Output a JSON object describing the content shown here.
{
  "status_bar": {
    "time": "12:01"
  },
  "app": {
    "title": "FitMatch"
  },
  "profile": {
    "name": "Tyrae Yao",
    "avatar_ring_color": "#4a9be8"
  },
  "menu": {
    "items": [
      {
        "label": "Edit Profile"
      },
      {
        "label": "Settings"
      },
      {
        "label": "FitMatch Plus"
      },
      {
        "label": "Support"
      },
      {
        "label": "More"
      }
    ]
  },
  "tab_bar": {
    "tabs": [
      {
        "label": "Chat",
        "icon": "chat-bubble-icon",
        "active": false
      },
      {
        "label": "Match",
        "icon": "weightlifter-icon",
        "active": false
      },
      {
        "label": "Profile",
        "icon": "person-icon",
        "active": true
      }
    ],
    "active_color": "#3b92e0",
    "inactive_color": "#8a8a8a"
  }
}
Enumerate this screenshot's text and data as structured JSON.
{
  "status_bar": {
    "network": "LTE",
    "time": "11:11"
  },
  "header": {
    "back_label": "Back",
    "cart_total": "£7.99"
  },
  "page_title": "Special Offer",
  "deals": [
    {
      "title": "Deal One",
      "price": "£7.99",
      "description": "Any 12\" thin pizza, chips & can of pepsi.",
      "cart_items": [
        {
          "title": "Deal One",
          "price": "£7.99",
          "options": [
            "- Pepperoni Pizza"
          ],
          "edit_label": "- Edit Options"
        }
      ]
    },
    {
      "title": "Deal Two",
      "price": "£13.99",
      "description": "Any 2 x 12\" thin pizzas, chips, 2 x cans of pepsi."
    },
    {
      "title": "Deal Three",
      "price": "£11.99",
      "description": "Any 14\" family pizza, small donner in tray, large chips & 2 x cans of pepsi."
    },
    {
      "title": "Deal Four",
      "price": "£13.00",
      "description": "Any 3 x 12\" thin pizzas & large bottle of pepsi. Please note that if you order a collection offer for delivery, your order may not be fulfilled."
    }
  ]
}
* * * * * * *
What needs to be done:
Each line of the material should be duplicated exactly, please.

Answer to this problem:
Output a JSON object describing the content shown here.
{
  "status_bar": {
    "time": "12:01"
  },
  "app": {
    "title": "FitMatch"
  },
  "profile": {
    "name": "Tyrae Yao",
    "avatar_ring_color": "#4a9be8"
  },
  "menu": {
    "items": [
      {
        "label": "Edit Profile"
      },
      {
        "label": "Settings"
      },
      {
        "label": "FitMatch Plus"
      },
      {
        "label": "Support"
      },
      {
        "label": "More"
      }
    ]
  },
  "tab_bar": {
    "tabs": [
      {
        "label": "Chat",
        "icon": "chat-bubble-icon",
        "active": false
      },
      {
        "label": "Match",
        "icon": "weightlifter-icon",
        "active": false
      },
      {
        "label": "Profile",
        "icon": "person-icon",
        "active": true
      }
    ],
    "active_color": "#3b92e0",
    "inactive_color": "#8a8a8a"
  }
}
Enumerate this screenshot's text and data as structured JSON.
{
  "status_bar": {
    "network": "LTE",
    "time": "11:11"
  },
  "header": {
    "back_label": "Back",
    "cart_total": "£7.99"
  },
  "page_title": "Special Offer",
  "deals": [
    {
      "title": "Deal One",
      "price": "£7.99",
      "description": "Any 12\" thin pizza, chips & can of pepsi.",
      "cart_items": [
        {
          "title": "Deal One",
          "price": "£7.99",
          "options": [
            "- Pepperoni Pizza"
          ],
          "edit_label": "- Edit Options"
        }
      ]
    },
    {
      "title": "Deal Two",
      "price": "£13.99",
      "description": "Any 2 x 12\" thin pizzas, chips, 2 x cans of pepsi."
    },
    {
      "title": "Deal Three",
      "price": "£11.99",
      "description": "Any 14\" family pizza, small donner in tray, large chips & 2 x cans of pepsi."
    },
    {
      "title": "Deal Four",
      "price": "£13.00",
      "description": "Any 3 x 12\" thin pizzas & large bottle of pepsi. Please note that if you order a collection offer for delivery, your order may not be fulfilled."
    }
  ]
}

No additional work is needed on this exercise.